--- Start ---

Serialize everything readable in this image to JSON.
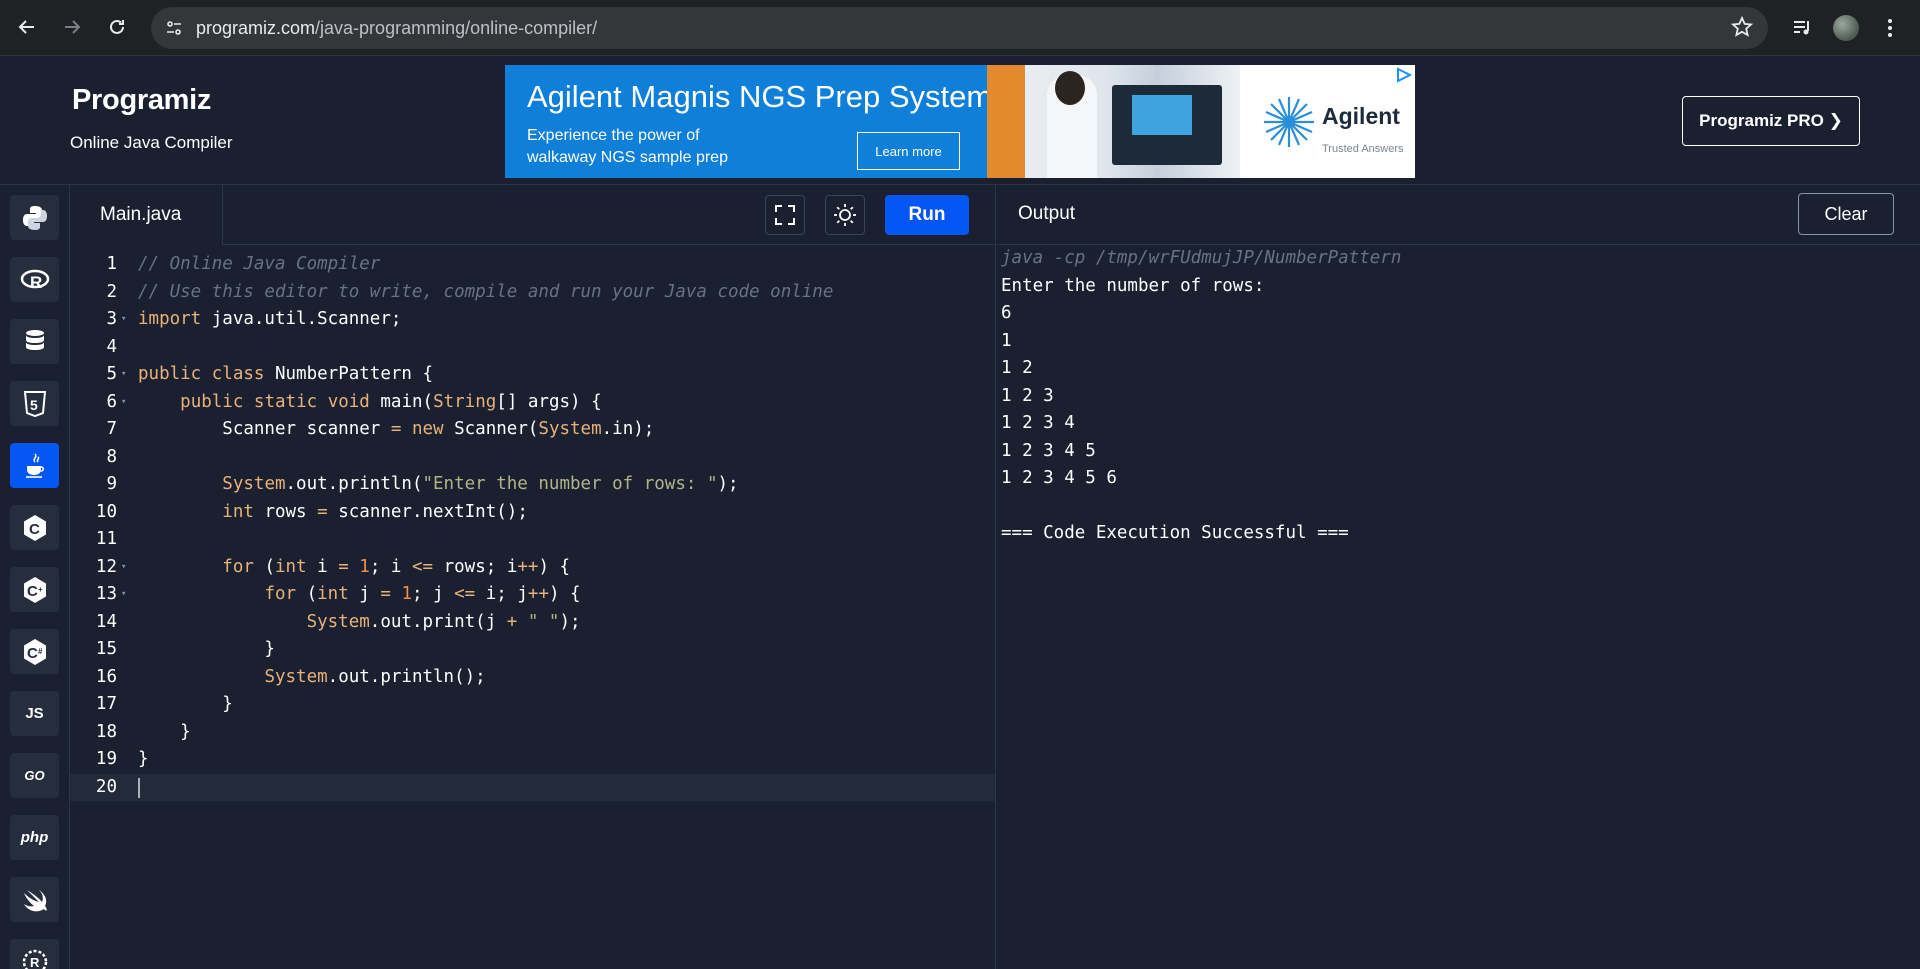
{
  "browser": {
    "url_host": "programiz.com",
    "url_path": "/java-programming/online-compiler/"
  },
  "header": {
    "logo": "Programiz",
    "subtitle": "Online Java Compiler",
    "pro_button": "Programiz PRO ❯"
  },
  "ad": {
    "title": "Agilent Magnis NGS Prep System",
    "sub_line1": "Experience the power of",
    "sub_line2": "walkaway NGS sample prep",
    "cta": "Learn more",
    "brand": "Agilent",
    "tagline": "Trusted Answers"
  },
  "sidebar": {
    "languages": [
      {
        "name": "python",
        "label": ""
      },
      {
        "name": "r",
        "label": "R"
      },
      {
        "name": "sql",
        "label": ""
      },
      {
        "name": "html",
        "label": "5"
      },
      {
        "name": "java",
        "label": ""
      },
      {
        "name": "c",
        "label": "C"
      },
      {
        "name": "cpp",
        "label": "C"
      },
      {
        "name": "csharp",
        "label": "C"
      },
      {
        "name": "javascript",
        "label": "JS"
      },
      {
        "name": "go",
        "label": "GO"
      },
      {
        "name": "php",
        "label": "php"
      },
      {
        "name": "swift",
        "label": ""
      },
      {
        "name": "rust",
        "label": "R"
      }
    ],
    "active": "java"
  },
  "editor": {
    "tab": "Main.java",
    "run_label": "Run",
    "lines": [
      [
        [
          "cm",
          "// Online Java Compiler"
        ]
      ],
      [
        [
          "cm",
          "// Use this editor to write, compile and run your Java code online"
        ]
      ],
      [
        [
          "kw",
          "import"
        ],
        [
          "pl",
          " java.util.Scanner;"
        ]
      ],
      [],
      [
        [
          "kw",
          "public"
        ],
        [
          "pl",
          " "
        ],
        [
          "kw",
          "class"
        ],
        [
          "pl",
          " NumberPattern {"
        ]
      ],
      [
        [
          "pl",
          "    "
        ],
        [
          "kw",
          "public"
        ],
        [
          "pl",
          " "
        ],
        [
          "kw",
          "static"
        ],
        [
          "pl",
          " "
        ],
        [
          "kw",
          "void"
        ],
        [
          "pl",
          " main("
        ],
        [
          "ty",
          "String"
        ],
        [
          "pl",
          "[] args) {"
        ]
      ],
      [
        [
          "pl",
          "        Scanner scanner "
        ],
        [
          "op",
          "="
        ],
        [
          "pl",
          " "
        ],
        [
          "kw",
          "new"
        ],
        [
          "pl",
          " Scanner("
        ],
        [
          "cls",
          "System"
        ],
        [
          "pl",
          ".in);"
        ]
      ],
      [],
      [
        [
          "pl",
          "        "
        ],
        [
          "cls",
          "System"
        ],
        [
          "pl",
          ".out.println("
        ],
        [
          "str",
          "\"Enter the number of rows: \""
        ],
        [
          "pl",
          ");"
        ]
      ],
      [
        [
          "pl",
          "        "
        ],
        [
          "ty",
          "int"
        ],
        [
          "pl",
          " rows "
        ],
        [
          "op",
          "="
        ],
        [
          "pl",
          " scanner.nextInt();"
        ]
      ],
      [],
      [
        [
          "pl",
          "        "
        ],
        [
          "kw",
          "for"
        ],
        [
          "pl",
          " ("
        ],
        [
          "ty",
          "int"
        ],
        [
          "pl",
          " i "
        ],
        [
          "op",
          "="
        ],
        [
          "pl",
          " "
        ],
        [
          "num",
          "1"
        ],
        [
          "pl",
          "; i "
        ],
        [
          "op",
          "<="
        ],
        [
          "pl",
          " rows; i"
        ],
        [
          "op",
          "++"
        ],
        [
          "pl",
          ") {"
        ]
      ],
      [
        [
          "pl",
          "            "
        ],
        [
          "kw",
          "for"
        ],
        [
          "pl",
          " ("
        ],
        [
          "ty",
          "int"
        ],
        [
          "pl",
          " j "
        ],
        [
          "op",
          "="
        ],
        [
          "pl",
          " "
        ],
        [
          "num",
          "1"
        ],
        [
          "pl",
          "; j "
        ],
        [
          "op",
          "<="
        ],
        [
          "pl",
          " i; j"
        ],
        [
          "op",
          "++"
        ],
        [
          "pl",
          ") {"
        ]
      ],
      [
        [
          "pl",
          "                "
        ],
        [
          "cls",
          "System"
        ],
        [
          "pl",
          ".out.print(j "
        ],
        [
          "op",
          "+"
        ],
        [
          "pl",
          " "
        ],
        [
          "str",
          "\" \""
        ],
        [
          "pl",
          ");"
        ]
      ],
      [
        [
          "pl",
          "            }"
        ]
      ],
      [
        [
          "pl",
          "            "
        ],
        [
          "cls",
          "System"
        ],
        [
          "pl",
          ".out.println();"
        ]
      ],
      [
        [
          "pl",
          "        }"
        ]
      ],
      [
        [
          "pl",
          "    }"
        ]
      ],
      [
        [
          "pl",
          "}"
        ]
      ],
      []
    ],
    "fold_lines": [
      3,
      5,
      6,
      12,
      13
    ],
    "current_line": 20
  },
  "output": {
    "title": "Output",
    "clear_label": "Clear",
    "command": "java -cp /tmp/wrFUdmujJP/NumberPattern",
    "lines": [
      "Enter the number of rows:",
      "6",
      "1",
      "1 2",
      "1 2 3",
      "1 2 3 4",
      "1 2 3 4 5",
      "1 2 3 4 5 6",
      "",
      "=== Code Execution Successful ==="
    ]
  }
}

--- End ---

### WHAT TO DO
Every line in the data above that contains "editor" needs to be copied.

### CORRECT RESPONSE
  "editor": {
          "// Use this editor to write, compile and run your Java code online"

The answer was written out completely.